To do: List each line of the data that holds the string "subtitle".

Stored data:
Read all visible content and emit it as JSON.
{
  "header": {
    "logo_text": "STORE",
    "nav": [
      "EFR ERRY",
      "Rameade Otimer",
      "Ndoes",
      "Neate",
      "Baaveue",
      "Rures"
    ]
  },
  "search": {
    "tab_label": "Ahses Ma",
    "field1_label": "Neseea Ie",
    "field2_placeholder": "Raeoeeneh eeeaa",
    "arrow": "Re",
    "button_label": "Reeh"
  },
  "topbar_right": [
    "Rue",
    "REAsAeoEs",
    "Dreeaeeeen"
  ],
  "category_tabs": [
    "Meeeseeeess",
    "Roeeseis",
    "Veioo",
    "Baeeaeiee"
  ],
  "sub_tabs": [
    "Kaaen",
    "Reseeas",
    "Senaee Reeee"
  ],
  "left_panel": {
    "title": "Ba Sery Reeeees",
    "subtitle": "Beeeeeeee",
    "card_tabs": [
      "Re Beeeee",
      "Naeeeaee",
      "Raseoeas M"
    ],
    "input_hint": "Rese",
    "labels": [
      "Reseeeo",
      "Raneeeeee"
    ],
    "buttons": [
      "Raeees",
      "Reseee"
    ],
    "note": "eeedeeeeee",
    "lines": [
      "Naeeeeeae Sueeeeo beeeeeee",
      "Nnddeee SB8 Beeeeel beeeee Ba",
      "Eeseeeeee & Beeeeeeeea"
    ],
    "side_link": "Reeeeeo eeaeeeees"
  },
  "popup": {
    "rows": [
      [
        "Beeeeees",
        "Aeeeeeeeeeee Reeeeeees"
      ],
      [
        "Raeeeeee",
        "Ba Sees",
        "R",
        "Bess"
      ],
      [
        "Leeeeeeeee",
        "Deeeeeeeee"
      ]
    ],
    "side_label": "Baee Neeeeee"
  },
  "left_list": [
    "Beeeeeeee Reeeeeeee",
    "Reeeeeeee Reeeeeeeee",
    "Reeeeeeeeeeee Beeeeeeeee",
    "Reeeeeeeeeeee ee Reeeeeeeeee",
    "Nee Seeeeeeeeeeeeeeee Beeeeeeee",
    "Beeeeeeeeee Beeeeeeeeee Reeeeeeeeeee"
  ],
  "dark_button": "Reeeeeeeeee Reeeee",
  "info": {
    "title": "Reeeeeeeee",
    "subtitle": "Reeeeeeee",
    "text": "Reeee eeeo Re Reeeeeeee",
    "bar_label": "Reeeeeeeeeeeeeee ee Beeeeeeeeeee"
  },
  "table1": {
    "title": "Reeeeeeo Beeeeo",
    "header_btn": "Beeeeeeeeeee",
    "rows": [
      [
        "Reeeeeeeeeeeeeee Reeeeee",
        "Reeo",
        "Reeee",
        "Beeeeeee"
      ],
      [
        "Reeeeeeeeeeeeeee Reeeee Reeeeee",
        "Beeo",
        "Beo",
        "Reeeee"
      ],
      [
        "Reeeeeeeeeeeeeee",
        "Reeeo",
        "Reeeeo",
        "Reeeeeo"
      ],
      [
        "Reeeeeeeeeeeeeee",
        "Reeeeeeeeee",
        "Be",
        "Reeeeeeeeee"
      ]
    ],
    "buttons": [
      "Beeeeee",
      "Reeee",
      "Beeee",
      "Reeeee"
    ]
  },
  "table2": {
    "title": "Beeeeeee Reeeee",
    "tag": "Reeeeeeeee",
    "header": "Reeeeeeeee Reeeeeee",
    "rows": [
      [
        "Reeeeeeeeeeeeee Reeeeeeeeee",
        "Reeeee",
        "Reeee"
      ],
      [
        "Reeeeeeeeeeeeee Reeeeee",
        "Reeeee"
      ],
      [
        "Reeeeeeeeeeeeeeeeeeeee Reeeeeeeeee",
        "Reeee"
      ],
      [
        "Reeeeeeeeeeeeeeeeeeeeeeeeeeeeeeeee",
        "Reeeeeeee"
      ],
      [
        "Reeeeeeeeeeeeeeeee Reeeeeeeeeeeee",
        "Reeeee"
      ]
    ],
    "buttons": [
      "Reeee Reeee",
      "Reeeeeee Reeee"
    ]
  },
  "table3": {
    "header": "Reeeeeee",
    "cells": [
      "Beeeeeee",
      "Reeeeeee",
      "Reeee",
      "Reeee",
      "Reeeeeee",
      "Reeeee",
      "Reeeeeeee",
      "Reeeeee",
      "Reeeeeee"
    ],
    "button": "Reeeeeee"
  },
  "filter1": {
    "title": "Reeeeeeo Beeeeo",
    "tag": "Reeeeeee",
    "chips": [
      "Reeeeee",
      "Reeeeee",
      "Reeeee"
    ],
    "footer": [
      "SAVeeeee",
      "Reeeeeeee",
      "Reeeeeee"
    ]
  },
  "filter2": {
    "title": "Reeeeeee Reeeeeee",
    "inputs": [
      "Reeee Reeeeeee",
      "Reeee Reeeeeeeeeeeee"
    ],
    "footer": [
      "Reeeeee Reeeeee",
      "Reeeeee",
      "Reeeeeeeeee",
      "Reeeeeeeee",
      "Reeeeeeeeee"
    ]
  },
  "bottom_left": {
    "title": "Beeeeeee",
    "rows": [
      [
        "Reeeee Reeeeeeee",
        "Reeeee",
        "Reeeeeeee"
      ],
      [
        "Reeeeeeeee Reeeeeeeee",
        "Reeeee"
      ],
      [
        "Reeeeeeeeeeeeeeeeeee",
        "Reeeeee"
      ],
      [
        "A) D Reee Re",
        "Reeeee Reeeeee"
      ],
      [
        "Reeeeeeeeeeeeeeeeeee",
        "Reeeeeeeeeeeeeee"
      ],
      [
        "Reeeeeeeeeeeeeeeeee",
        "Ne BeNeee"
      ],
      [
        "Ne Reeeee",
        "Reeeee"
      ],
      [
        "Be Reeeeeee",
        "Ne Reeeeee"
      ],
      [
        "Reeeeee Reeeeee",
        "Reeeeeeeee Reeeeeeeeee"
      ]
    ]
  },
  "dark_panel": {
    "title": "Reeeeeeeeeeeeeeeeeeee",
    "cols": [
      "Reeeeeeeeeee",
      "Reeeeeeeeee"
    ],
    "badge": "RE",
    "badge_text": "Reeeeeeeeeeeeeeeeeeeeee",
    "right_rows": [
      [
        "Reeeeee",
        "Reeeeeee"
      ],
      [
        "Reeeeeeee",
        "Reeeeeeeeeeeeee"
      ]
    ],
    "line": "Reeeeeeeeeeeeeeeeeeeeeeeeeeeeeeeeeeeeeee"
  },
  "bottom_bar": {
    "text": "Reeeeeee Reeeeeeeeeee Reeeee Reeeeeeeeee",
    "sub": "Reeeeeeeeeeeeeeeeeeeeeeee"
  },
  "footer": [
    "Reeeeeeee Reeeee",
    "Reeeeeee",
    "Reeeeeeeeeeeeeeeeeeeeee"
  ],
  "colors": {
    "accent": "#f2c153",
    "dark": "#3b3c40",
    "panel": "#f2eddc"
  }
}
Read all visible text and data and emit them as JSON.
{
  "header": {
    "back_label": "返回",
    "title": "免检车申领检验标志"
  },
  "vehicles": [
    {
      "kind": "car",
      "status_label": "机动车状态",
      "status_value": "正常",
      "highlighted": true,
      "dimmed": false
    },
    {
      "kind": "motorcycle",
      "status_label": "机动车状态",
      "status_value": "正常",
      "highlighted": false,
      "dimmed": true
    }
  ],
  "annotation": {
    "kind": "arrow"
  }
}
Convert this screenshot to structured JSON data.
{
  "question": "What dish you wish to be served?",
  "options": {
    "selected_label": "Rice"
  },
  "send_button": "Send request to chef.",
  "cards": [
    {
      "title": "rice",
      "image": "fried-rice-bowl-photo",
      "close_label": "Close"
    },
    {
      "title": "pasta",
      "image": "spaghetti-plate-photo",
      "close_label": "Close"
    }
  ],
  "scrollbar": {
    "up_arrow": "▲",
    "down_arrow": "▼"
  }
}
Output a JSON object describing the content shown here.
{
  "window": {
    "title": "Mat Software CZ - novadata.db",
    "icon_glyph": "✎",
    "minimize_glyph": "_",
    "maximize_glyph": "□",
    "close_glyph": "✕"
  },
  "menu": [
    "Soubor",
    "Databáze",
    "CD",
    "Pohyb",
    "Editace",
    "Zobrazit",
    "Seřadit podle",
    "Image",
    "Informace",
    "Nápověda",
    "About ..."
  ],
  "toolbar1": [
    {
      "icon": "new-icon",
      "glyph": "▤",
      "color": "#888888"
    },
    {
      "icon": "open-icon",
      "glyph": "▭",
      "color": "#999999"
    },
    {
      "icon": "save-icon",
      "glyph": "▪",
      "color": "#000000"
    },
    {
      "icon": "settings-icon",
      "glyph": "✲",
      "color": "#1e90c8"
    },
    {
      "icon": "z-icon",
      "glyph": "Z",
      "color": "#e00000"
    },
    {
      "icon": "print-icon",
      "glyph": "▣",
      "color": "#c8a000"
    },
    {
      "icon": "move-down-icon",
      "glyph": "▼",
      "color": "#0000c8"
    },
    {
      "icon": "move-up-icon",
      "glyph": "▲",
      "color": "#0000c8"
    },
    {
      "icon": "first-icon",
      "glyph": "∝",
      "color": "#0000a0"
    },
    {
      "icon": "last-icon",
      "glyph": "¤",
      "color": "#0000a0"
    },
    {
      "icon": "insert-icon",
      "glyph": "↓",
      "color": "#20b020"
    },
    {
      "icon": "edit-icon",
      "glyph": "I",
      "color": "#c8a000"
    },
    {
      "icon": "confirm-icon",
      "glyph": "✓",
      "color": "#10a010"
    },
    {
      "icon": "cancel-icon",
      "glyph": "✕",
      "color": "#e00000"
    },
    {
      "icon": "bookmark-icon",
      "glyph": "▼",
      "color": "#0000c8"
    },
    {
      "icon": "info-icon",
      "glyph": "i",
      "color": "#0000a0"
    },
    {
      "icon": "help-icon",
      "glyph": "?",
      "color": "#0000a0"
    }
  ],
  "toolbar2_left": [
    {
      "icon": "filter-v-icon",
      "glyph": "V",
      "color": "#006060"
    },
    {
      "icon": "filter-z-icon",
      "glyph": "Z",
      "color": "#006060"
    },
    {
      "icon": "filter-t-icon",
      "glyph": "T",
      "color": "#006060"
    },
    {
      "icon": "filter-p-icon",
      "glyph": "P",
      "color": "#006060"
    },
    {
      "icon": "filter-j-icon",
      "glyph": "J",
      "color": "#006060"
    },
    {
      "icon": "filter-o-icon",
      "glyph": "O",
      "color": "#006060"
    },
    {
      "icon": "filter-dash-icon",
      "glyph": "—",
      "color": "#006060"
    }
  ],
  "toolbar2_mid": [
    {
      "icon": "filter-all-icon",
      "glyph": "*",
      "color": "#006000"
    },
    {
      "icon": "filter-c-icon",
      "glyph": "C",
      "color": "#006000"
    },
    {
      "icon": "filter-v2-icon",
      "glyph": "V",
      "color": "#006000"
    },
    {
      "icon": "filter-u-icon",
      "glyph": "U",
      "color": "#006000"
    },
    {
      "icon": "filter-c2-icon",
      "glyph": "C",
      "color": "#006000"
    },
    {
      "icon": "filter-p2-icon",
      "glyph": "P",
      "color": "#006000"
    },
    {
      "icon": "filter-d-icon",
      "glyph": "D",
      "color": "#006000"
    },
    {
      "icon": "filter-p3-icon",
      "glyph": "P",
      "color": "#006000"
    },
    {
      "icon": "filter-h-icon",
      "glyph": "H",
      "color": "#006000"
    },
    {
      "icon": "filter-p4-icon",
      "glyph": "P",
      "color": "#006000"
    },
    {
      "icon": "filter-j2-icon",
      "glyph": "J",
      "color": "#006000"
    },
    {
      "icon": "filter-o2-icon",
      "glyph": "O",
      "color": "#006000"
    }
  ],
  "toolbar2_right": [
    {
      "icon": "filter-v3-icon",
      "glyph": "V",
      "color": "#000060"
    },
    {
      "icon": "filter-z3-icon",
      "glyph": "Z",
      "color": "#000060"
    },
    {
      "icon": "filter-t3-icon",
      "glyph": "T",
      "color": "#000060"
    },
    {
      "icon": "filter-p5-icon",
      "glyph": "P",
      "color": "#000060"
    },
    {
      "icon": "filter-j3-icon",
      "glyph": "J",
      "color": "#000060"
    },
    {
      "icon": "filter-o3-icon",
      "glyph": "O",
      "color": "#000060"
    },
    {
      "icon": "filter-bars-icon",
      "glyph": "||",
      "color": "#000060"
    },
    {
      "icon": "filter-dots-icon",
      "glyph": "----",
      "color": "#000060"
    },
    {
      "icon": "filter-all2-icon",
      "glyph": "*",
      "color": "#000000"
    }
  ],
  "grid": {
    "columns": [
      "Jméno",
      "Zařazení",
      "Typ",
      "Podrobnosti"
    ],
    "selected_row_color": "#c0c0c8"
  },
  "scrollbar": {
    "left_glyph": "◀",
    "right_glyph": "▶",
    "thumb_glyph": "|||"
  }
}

Result of the task:
    "subtitle": "Beeeeeeee",
    "subtitle": "Reeeeeeee",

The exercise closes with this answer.